— Begin —
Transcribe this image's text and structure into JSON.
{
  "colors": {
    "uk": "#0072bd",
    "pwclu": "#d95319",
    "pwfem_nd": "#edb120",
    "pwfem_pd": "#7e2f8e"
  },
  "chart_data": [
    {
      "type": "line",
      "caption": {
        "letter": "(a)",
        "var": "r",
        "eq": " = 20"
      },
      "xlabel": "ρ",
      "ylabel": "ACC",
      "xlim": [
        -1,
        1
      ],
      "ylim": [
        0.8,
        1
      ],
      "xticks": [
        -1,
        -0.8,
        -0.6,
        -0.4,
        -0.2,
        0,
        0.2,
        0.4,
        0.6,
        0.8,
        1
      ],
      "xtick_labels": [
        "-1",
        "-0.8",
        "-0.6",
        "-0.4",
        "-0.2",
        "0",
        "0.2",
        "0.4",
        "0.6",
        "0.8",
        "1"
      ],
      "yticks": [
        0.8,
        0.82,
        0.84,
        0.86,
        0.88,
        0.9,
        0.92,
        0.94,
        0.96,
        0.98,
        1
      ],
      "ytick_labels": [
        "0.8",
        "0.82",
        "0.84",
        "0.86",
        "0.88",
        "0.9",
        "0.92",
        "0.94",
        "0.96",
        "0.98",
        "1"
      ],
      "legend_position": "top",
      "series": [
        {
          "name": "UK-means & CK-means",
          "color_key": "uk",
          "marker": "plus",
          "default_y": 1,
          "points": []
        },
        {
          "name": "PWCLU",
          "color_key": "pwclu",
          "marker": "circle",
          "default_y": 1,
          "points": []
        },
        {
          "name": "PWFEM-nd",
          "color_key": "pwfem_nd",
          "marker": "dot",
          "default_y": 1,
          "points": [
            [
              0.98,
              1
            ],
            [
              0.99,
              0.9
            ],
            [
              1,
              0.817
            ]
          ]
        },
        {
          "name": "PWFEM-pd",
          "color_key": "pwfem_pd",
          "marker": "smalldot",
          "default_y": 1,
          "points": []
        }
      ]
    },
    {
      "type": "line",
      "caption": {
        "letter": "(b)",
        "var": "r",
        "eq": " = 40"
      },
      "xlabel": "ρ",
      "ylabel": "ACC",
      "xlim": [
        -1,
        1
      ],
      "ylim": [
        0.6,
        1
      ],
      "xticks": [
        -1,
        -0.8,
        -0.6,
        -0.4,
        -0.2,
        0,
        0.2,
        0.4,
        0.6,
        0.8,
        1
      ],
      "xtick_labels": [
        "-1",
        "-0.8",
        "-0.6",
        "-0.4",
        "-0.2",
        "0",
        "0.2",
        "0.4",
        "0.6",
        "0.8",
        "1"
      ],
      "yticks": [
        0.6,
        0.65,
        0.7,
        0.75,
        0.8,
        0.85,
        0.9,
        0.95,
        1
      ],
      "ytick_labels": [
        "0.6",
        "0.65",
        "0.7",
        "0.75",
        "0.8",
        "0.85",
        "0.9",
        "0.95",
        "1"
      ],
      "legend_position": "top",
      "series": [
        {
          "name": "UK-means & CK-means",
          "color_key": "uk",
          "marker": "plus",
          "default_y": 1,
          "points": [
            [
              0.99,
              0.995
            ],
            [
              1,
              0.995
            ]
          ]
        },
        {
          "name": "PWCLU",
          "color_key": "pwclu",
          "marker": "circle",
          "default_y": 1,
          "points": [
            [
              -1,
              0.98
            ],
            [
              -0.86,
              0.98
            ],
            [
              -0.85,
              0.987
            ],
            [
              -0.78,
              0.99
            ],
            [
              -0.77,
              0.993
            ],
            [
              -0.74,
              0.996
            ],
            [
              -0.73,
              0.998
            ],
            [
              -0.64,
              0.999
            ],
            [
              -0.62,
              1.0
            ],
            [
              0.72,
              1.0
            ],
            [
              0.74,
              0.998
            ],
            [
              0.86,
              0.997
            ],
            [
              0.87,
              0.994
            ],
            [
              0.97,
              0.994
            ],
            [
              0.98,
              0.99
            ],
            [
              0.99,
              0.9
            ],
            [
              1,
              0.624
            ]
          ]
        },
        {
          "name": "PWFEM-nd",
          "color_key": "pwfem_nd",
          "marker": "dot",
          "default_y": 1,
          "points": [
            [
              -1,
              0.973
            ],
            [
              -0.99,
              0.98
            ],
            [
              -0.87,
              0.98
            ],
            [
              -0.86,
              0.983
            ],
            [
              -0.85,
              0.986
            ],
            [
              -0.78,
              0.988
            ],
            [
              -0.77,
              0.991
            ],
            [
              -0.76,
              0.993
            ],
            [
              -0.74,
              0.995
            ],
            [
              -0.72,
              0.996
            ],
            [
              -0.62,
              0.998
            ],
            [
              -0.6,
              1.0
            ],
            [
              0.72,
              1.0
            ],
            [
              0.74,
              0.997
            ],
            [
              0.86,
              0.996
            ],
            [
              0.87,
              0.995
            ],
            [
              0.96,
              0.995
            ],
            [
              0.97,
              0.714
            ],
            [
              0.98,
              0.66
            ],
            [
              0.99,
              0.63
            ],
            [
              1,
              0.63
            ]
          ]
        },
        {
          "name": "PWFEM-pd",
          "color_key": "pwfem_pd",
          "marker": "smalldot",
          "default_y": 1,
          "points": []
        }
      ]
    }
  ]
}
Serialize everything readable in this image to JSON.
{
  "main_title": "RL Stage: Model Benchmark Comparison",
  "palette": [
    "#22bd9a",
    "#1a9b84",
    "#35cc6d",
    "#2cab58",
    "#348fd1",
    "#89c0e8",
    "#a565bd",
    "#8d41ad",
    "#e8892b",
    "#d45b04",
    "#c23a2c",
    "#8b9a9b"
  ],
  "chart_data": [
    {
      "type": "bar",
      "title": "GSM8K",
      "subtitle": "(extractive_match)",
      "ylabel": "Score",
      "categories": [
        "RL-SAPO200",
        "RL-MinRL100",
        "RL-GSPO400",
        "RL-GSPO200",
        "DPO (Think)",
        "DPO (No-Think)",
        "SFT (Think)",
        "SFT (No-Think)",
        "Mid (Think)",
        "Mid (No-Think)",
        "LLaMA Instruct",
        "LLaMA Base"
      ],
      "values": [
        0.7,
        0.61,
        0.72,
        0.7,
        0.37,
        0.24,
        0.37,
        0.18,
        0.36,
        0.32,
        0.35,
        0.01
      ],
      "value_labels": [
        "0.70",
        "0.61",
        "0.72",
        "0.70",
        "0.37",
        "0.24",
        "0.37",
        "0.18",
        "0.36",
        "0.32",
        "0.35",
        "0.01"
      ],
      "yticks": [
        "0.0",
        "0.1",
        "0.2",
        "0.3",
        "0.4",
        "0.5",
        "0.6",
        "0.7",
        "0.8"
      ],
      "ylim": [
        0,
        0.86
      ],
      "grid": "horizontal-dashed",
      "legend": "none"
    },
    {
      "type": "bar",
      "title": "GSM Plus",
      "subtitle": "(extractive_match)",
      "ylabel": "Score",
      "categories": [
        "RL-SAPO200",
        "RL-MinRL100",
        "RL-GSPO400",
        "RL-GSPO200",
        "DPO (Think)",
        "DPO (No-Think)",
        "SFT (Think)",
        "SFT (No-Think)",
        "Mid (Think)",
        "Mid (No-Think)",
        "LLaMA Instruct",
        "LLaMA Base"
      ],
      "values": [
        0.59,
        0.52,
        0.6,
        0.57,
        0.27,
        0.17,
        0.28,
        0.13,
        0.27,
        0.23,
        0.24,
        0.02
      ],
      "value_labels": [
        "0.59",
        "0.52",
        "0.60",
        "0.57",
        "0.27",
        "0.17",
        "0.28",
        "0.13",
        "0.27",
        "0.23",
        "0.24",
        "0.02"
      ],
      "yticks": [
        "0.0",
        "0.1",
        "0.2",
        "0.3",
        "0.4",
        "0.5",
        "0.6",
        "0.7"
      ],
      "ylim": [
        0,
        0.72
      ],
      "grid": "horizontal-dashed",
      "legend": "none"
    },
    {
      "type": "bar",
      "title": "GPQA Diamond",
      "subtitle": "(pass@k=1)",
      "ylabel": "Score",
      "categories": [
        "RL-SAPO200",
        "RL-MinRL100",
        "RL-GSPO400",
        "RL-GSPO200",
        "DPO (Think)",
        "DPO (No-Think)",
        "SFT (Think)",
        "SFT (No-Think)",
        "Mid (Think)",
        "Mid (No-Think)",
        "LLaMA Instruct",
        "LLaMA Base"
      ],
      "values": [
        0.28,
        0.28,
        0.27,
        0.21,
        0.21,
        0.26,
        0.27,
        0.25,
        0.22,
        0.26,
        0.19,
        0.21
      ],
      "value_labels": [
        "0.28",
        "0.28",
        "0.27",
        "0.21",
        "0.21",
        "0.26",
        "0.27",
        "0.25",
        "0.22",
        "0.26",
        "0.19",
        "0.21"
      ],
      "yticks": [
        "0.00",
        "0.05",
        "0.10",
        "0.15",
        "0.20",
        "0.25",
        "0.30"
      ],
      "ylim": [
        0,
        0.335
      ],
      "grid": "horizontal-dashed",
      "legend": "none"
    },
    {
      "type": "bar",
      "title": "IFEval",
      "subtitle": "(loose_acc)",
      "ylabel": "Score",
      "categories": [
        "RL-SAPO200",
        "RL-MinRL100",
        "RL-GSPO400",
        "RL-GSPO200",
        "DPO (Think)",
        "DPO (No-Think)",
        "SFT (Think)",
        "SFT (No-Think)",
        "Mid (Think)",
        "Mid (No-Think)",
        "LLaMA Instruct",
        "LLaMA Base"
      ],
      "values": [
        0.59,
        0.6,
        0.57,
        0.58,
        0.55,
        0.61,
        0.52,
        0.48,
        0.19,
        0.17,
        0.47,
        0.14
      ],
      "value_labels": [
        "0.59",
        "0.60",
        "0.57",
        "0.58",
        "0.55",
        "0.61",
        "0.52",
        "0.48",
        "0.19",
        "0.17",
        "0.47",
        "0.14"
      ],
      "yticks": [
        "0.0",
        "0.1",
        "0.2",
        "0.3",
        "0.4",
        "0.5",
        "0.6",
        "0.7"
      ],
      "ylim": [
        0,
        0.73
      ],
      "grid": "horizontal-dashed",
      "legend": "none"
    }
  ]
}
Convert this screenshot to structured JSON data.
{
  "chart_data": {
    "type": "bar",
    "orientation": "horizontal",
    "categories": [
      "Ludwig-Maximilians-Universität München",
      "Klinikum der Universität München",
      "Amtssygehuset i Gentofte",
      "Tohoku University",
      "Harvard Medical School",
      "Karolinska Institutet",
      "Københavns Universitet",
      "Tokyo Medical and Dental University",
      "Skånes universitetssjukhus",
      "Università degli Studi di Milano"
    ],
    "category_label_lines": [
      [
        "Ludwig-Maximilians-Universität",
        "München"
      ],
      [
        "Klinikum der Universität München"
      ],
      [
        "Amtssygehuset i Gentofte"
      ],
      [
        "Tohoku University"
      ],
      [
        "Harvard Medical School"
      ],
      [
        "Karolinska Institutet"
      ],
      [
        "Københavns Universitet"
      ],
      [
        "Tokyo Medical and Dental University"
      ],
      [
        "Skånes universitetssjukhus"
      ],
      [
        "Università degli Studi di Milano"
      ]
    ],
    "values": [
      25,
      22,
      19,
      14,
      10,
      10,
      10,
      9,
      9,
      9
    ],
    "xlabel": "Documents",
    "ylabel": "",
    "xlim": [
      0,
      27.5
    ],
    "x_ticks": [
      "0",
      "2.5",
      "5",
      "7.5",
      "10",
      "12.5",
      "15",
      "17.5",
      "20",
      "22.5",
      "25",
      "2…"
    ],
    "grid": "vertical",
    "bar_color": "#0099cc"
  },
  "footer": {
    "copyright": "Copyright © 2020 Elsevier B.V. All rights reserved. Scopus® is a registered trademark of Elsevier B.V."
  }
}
— End —
→ **What to produce**
Copy each line of the data that contains the word "Tokyo".

→ **Written response**
      "Tokyo Medical and Dental University",
        "Tokyo Medical and Dental University"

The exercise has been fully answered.